Do this. Copy out each item below word for word, leaving every line unchanged.

Extracted entries.

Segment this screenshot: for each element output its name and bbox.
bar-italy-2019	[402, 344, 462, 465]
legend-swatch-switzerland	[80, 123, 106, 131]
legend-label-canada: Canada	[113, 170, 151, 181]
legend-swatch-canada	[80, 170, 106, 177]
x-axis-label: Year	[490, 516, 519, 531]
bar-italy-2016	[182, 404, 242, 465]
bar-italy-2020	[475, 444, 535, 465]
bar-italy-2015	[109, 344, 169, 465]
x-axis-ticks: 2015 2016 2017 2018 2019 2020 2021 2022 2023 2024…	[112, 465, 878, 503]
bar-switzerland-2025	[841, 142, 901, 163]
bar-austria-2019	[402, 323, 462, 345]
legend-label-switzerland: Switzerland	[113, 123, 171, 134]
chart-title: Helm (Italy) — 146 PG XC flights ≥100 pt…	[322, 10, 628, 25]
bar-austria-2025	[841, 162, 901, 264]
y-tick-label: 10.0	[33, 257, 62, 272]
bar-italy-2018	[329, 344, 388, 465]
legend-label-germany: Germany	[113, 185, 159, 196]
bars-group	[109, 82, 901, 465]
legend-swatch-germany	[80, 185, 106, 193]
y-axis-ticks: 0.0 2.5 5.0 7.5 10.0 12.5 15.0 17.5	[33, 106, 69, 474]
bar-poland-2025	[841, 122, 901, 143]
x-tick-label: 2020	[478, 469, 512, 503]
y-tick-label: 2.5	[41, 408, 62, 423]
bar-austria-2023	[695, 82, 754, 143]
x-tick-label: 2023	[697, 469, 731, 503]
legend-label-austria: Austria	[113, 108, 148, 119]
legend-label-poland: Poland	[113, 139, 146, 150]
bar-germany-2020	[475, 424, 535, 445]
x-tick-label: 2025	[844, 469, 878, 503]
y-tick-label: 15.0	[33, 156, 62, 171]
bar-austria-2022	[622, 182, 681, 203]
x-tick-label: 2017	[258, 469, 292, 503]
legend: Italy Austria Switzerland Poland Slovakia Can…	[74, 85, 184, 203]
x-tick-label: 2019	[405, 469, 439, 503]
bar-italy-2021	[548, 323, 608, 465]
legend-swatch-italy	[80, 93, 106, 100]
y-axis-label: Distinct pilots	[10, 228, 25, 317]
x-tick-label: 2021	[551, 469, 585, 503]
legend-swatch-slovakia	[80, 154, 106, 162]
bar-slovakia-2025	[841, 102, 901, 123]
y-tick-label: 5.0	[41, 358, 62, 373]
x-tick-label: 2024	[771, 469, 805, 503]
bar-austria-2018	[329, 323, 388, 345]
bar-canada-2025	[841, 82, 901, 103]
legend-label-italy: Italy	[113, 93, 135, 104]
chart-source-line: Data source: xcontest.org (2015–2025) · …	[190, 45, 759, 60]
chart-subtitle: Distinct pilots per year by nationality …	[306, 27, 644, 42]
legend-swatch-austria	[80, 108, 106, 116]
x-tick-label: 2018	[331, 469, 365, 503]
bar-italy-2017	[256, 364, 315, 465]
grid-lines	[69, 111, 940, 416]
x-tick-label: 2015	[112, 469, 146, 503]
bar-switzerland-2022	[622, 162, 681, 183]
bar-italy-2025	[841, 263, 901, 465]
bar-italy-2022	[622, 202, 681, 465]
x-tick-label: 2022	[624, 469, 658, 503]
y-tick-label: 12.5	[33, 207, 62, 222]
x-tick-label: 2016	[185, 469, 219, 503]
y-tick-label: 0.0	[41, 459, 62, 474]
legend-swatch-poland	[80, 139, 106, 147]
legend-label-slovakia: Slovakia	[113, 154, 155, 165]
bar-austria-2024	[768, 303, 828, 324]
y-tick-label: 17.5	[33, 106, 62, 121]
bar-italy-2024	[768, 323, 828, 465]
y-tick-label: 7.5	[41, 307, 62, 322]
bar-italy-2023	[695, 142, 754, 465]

Written response.
Segment this screenshot: for each element output its name and bbox.
bar-italy-2019	[402, 344, 462, 465]
legend-swatch-switzerland	[80, 123, 106, 131]
legend-label-canada: Canada	[113, 170, 151, 181]
legend-swatch-canada	[80, 170, 106, 177]
x-axis-label: Year	[490, 516, 519, 531]
bar-italy-2016	[182, 404, 242, 465]
bar-italy-2020	[475, 444, 535, 465]
bar-italy-2015	[109, 344, 169, 465]
x-axis-ticks: 2015 2016 2017 2018 2019 2020 2021 2022 2023 2024…	[112, 465, 878, 503]
bar-switzerland-2025	[841, 142, 901, 163]
bar-austria-2019	[402, 323, 462, 345]
legend-label-switzerland: Switzerland	[113, 123, 171, 134]
chart-title: Helm (Italy) — 146 PG XC flights ≥100 pt…	[322, 10, 628, 25]
bar-austria-2025	[841, 162, 901, 264]
y-tick-label: 10.0	[33, 257, 62, 272]
bar-italy-2018	[329, 344, 388, 465]
legend-label-germany: Germany	[113, 185, 159, 196]
bars-group	[109, 82, 901, 465]
legend-swatch-germany	[80, 185, 106, 193]
y-axis-ticks: 0.0 2.5 5.0 7.5 10.0 12.5 15.0 17.5	[33, 106, 69, 474]
bar-poland-2025	[841, 122, 901, 143]
x-tick-label: 2020	[478, 469, 512, 503]
y-tick-label: 2.5	[41, 408, 62, 423]
bar-austria-2023	[695, 82, 754, 143]
x-tick-label: 2023	[697, 469, 731, 503]
legend-label-austria: Austria	[113, 108, 148, 119]
legend-label-poland: Poland	[113, 139, 146, 150]
bar-germany-2020	[475, 424, 535, 445]
x-tick-label: 2025	[844, 469, 878, 503]
y-tick-label: 15.0	[33, 156, 62, 171]
bar-austria-2022	[622, 182, 681, 203]
x-tick-label: 2017	[258, 469, 292, 503]
legend: Italy Austria Switzerland Poland Slovakia Can…	[74, 85, 184, 203]
x-tick-label: 2019	[405, 469, 439, 503]
bar-italy-2021	[548, 323, 608, 465]
legend-swatch-italy	[80, 93, 106, 100]
y-axis-label: Distinct pilots	[10, 228, 25, 317]
x-tick-label: 2021	[551, 469, 585, 503]
legend-swatch-slovakia	[80, 154, 106, 162]
bar-slovakia-2025	[841, 102, 901, 123]
y-tick-label: 5.0	[41, 358, 62, 373]
x-tick-label: 2024	[771, 469, 805, 503]
bar-austria-2018	[329, 323, 388, 345]
bar-canada-2025	[841, 82, 901, 103]
legend-label-italy: Italy	[113, 93, 135, 104]
chart-source-line: Data source: xcontest.org (2015–2025) · …	[190, 45, 759, 60]
chart-subtitle: Distinct pilots per year by nationality …	[306, 27, 644, 42]
legend-swatch-austria	[80, 108, 106, 116]
x-tick-label: 2018	[331, 469, 365, 503]
bar-italy-2017	[256, 364, 315, 465]
grid-lines	[69, 111, 940, 416]
x-tick-label: 2015	[112, 469, 146, 503]
bar-switzerland-2022	[622, 162, 681, 183]
bar-italy-2025	[841, 263, 901, 465]
bar-italy-2022	[622, 202, 681, 465]
x-tick-label: 2022	[624, 469, 658, 503]
y-tick-label: 12.5	[33, 207, 62, 222]
x-tick-label: 2016	[185, 469, 219, 503]
y-tick-label: 0.0	[41, 459, 62, 474]
legend-swatch-poland	[80, 139, 106, 147]
legend-label-slovakia: Slovakia	[113, 154, 155, 165]
bar-austria-2024	[768, 303, 828, 324]
y-tick-label: 17.5	[33, 106, 62, 121]
bar-italy-2024	[768, 323, 828, 465]
y-tick-label: 7.5	[41, 307, 62, 322]
bar-italy-2023	[695, 142, 754, 465]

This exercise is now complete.